## Begin GIVEN INFORMATION

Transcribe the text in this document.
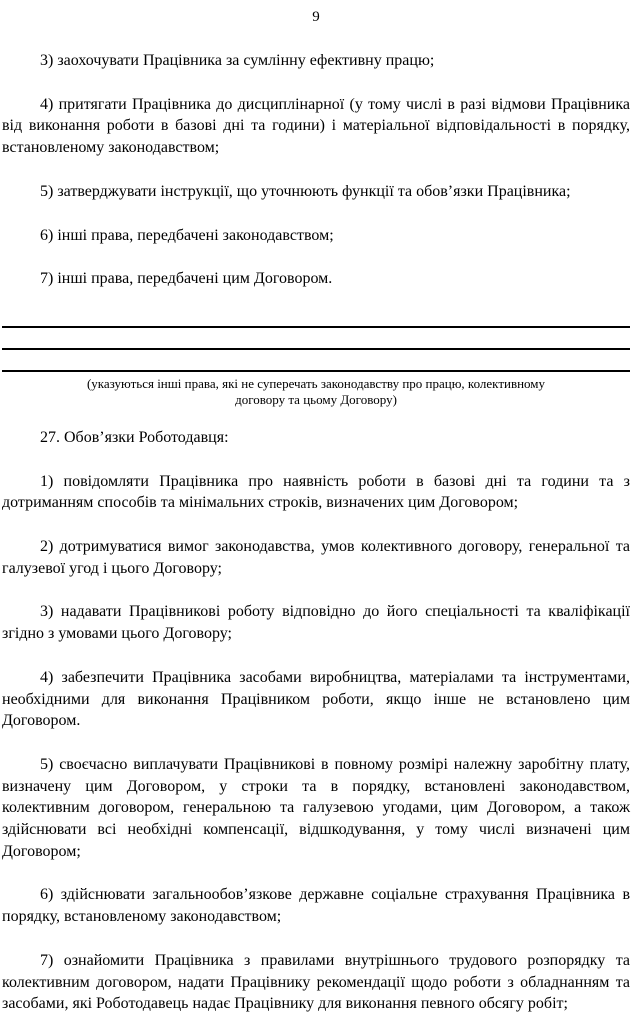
9

3) заохочувати Працівника за сумлінну ефективну працю;

4) притягати Працівника до дисциплінарної (у тому числі в разі відмови Працівника від виконання роботи в базові дні та години) і матеріальної відповідальності в порядку, встановленому законодавством;

5) затверджувати інструкції, що уточнюють функції та обов’язки Працівника;

6) інші права, передбачені законодавством;

7) інші права, передбачені цим Договором.

(указуються інші права, які не суперечать законодавству про працю, колективному договору та цьому Договору)

27. Обов’язки Роботодавця:

1) повідомляти Працівника про наявність роботи в базові дні та години та з дотриманням способів та мінімальних строків, визначених цим Договором;

2) дотримуватися вимог законодавства, умов колективного договору, генеральної та галузевої угод і цього Договору;

3) надавати Працівникові роботу відповідно до його спеціальності та кваліфікації згідно з умовами цього Договору;

4) забезпечити Працівника засобами виробництва, матеріалами та інструментами, необхідними для виконання Працівником роботи, якщо інше не встановлено цим Договором.

5) своєчасно виплачувати Працівникові в повному розмірі належну заробітну плату, визначену цим Договором, у строки та в порядку, встановлені законодавством, колективним договором, генеральною та галузевою угодами, цим Договором, а також здійснювати всі необхідні компенсації, відшкодування, у тому числі визначені цим Договором;

6) здійснювати загальнообов’язкове державне соціальне страхування Працівника в порядку, встановленому законодавством;

7) ознайомити Працівника з правилами внутрішнього трудового розпорядку та колективним договором, надати Працівнику рекомендації щодо роботи з обладнанням та засобами, які Роботодавець надає Працівнику для виконання певного обсягу робіт;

## End GIVEN INFORMATION

> **DIRECTIONS FOR THIS TASK**: Among the entries, how many lines include the word "тому"? Answer with a single number and nothing further.

> **COMPLETE ANSWER**: 2